▼

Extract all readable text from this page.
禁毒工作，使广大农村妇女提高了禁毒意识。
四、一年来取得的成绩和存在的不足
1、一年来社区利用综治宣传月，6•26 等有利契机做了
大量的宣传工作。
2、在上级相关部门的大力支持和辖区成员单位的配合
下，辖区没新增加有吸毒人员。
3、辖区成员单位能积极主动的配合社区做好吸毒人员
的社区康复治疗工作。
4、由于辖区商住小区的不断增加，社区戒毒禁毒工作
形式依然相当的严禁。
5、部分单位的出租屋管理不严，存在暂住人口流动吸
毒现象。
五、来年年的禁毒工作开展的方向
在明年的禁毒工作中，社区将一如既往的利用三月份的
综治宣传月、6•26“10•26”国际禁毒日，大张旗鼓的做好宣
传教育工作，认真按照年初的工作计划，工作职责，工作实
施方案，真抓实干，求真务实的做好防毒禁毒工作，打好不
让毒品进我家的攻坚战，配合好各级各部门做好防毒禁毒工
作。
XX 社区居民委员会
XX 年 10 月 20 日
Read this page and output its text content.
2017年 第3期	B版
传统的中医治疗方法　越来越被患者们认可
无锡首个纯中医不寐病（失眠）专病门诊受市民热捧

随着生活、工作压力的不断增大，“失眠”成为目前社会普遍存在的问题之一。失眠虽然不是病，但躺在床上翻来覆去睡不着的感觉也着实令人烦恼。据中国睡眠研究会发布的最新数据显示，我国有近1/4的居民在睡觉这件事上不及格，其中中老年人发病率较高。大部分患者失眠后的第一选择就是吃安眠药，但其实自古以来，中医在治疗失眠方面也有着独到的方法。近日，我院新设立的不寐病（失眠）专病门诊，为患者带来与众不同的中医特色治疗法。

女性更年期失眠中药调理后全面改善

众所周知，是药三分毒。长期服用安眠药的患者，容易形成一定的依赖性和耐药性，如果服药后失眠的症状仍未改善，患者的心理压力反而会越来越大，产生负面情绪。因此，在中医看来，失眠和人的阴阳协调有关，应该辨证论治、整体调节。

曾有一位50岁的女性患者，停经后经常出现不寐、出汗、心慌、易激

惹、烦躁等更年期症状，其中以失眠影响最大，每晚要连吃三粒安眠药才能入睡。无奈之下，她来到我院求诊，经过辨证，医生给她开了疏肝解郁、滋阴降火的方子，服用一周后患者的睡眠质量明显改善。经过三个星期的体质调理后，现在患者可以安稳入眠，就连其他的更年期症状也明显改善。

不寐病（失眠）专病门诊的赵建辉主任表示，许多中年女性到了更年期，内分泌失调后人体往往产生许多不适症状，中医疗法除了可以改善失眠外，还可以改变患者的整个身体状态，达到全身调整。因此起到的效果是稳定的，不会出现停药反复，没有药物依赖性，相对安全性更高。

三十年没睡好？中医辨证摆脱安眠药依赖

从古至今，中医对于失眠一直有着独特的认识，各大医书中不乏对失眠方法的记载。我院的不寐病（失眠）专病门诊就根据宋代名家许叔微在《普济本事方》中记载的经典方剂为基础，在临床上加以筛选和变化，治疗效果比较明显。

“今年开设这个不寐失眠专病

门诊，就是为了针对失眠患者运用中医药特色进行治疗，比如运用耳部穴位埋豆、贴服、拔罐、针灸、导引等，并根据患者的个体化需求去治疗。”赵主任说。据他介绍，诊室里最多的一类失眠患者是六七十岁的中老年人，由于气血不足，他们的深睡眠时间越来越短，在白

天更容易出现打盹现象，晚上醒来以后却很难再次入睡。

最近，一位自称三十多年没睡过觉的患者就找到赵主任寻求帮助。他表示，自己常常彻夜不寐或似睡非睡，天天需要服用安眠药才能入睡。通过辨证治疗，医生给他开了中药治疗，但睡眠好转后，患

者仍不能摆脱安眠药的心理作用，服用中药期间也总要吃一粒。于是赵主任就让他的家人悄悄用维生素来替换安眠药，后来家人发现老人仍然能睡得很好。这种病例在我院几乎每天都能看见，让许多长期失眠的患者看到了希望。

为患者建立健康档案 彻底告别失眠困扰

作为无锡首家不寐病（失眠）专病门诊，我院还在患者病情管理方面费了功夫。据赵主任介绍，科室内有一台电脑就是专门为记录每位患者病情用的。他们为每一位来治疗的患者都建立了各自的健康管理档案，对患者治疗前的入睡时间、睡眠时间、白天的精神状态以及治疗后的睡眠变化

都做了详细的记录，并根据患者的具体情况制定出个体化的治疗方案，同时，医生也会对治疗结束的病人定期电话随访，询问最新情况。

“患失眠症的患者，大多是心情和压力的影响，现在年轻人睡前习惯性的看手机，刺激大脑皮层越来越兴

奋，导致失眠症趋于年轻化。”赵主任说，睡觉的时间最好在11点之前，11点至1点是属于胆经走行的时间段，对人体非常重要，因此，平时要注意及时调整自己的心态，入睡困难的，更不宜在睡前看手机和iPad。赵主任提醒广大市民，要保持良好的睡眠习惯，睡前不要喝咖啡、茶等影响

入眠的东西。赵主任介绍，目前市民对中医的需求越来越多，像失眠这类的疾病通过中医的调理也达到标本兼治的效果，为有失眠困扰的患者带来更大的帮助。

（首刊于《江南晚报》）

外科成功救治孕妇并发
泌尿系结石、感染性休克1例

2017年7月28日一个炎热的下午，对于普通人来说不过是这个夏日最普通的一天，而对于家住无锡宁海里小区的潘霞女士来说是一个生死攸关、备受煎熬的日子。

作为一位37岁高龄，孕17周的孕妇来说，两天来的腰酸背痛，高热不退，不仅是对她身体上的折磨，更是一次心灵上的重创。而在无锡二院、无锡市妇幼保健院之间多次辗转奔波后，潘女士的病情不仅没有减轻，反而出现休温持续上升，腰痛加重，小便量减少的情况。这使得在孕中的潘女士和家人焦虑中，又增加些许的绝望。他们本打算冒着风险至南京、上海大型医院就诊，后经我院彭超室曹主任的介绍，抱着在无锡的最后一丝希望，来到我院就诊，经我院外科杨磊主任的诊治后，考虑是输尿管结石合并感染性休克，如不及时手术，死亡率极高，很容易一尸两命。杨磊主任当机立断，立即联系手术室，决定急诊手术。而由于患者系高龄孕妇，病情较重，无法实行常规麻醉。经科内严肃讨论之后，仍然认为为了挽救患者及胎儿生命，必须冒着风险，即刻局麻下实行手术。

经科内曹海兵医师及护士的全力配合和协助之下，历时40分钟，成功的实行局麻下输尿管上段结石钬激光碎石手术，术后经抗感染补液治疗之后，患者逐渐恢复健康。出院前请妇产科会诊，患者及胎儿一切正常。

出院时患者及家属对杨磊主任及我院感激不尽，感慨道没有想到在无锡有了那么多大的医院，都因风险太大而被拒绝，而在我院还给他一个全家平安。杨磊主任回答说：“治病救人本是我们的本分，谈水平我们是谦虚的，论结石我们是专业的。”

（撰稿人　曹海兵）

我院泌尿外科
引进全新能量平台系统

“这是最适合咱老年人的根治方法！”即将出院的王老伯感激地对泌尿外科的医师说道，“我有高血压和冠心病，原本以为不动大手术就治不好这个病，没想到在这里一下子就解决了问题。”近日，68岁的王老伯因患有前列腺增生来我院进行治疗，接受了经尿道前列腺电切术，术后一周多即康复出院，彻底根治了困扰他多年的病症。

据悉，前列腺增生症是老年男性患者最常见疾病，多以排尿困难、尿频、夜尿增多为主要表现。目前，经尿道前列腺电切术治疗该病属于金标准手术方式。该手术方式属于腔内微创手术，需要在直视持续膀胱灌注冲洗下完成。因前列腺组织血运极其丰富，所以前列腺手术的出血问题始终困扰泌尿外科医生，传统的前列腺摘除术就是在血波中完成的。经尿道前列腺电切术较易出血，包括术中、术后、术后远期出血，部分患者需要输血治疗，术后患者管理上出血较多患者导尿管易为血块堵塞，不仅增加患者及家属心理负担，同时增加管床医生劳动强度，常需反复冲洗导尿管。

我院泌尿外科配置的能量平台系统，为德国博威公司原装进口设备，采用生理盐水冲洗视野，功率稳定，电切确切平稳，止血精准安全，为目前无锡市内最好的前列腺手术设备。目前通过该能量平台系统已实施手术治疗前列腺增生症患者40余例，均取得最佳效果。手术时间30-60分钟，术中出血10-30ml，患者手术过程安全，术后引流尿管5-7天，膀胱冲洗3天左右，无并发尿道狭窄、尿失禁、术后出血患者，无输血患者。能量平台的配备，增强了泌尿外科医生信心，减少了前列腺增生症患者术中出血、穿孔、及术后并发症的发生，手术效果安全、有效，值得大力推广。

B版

▲

▶ _Task objective_
Using the listing, collect all lines in which the string "text" is found.

▶ _Solution to the problem_
Extract all readable text from this page.
Read this page and output its text content.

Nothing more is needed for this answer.